#### Record set
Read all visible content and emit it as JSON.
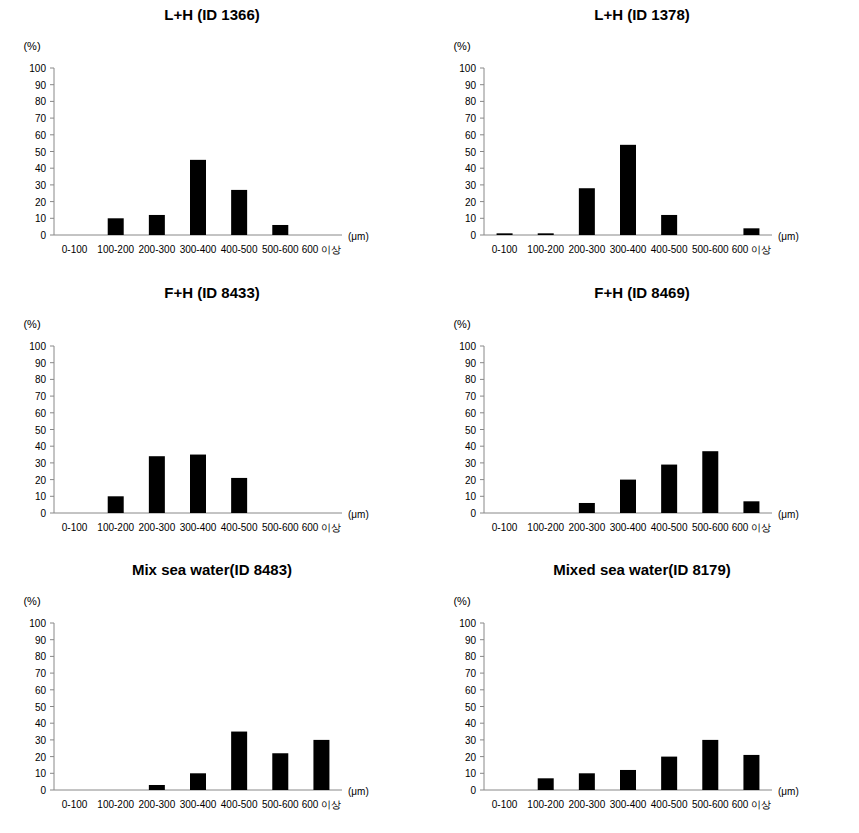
{
  "chart_data": [
    {
      "type": "bar",
      "title": "L+H (ID 1366)",
      "ylabel": "(%)",
      "xlabel": "(μm)",
      "categories": [
        "0-100",
        "100-200",
        "200-300",
        "300-400",
        "400-500",
        "500-600",
        "600 이상"
      ],
      "values": [
        0,
        10,
        12,
        45,
        27,
        6,
        0
      ],
      "color": "#000000",
      "ylim": [
        0,
        100
      ],
      "yticks": [
        0,
        10,
        20,
        30,
        40,
        50,
        60,
        70,
        80,
        90,
        100
      ],
      "grid": false
    },
    {
      "type": "bar",
      "title": "L+H (ID 1378)",
      "ylabel": "(%)",
      "xlabel": "(μm)",
      "categories": [
        "0-100",
        "100-200",
        "200-300",
        "300-400",
        "400-500",
        "500-600",
        "600 이상"
      ],
      "values": [
        1,
        1,
        28,
        54,
        12,
        0,
        4
      ],
      "color": "#000000",
      "ylim": [
        0,
        100
      ],
      "yticks": [
        0,
        10,
        20,
        30,
        40,
        50,
        60,
        70,
        80,
        90,
        100
      ],
      "grid": false
    },
    {
      "type": "bar",
      "title": "F+H (ID 8433)",
      "ylabel": "(%)",
      "xlabel": "(μm)",
      "categories": [
        "0-100",
        "100-200",
        "200-300",
        "300-400",
        "400-500",
        "500-600",
        "600 이상"
      ],
      "values": [
        0,
        10,
        34,
        35,
        21,
        0,
        0
      ],
      "color": "#000000",
      "ylim": [
        0,
        100
      ],
      "yticks": [
        0,
        10,
        20,
        30,
        40,
        50,
        60,
        70,
        80,
        90,
        100
      ],
      "grid": false
    },
    {
      "type": "bar",
      "title": "F+H (ID 8469)",
      "ylabel": "(%)",
      "xlabel": "(μm)",
      "categories": [
        "0-100",
        "100-200",
        "200-300",
        "300-400",
        "400-500",
        "500-600",
        "600 이상"
      ],
      "values": [
        0,
        0,
        6,
        20,
        29,
        37,
        7
      ],
      "color": "#000000",
      "ylim": [
        0,
        100
      ],
      "yticks": [
        0,
        10,
        20,
        30,
        40,
        50,
        60,
        70,
        80,
        90,
        100
      ],
      "grid": false
    },
    {
      "type": "bar",
      "title": "Mix sea water(ID 8483)",
      "ylabel": "(%)",
      "xlabel": "(μm)",
      "categories": [
        "0-100",
        "100-200",
        "200-300",
        "300-400",
        "400-500",
        "500-600",
        "600 이상"
      ],
      "values": [
        0,
        0,
        3,
        10,
        35,
        22,
        30
      ],
      "color": "#000000",
      "ylim": [
        0,
        100
      ],
      "yticks": [
        0,
        10,
        20,
        30,
        40,
        50,
        60,
        70,
        80,
        90,
        100
      ],
      "grid": false
    },
    {
      "type": "bar",
      "title": "Mixed sea water(ID 8179)",
      "ylabel": "(%)",
      "xlabel": "(μm)",
      "categories": [
        "0-100",
        "100-200",
        "200-300",
        "300-400",
        "400-500",
        "500-600",
        "600 이상"
      ],
      "values": [
        0,
        7,
        10,
        12,
        20,
        30,
        21
      ],
      "color": "#000000",
      "ylim": [
        0,
        100
      ],
      "yticks": [
        0,
        10,
        20,
        30,
        40,
        50,
        60,
        70,
        80,
        90,
        100
      ],
      "grid": false
    }
  ]
}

#### Exercise description
Reproduce each line exactly as it appears, omitting the pictures.

#### Answer to this problem
Read all visible content and emit it as JSON.
{
  "chart_data": [
    {
      "type": "bar",
      "title": "L+H (ID 1366)",
      "ylabel": "(%)",
      "xlabel": "(μm)",
      "categories": [
        "0-100",
        "100-200",
        "200-300",
        "300-400",
        "400-500",
        "500-600",
        "600 이상"
      ],
      "values": [
        0,
        10,
        12,
        45,
        27,
        6,
        0
      ],
      "color": "#000000",
      "ylim": [
        0,
        100
      ],
      "yticks": [
        0,
        10,
        20,
        30,
        40,
        50,
        60,
        70,
        80,
        90,
        100
      ],
      "grid": false
    },
    {
      "type": "bar",
      "title": "L+H (ID 1378)",
      "ylabel": "(%)",
      "xlabel": "(μm)",
      "categories": [
        "0-100",
        "100-200",
        "200-300",
        "300-400",
        "400-500",
        "500-600",
        "600 이상"
      ],
      "values": [
        1,
        1,
        28,
        54,
        12,
        0,
        4
      ],
      "color": "#000000",
      "ylim": [
        0,
        100
      ],
      "yticks": [
        0,
        10,
        20,
        30,
        40,
        50,
        60,
        70,
        80,
        90,
        100
      ],
      "grid": false
    },
    {
      "type": "bar",
      "title": "F+H (ID 8433)",
      "ylabel": "(%)",
      "xlabel": "(μm)",
      "categories": [
        "0-100",
        "100-200",
        "200-300",
        "300-400",
        "400-500",
        "500-600",
        "600 이상"
      ],
      "values": [
        0,
        10,
        34,
        35,
        21,
        0,
        0
      ],
      "color": "#000000",
      "ylim": [
        0,
        100
      ],
      "yticks": [
        0,
        10,
        20,
        30,
        40,
        50,
        60,
        70,
        80,
        90,
        100
      ],
      "grid": false
    },
    {
      "type": "bar",
      "title": "F+H (ID 8469)",
      "ylabel": "(%)",
      "xlabel": "(μm)",
      "categories": [
        "0-100",
        "100-200",
        "200-300",
        "300-400",
        "400-500",
        "500-600",
        "600 이상"
      ],
      "values": [
        0,
        0,
        6,
        20,
        29,
        37,
        7
      ],
      "color": "#000000",
      "ylim": [
        0,
        100
      ],
      "yticks": [
        0,
        10,
        20,
        30,
        40,
        50,
        60,
        70,
        80,
        90,
        100
      ],
      "grid": false
    },
    {
      "type": "bar",
      "title": "Mix sea water(ID 8483)",
      "ylabel": "(%)",
      "xlabel": "(μm)",
      "categories": [
        "0-100",
        "100-200",
        "200-300",
        "300-400",
        "400-500",
        "500-600",
        "600 이상"
      ],
      "values": [
        0,
        0,
        3,
        10,
        35,
        22,
        30
      ],
      "color": "#000000",
      "ylim": [
        0,
        100
      ],
      "yticks": [
        0,
        10,
        20,
        30,
        40,
        50,
        60,
        70,
        80,
        90,
        100
      ],
      "grid": false
    },
    {
      "type": "bar",
      "title": "Mixed sea water(ID 8179)",
      "ylabel": "(%)",
      "xlabel": "(μm)",
      "categories": [
        "0-100",
        "100-200",
        "200-300",
        "300-400",
        "400-500",
        "500-600",
        "600 이상"
      ],
      "values": [
        0,
        7,
        10,
        12,
        20,
        30,
        21
      ],
      "color": "#000000",
      "ylim": [
        0,
        100
      ],
      "yticks": [
        0,
        10,
        20,
        30,
        40,
        50,
        60,
        70,
        80,
        90,
        100
      ],
      "grid": false
    }
  ]
}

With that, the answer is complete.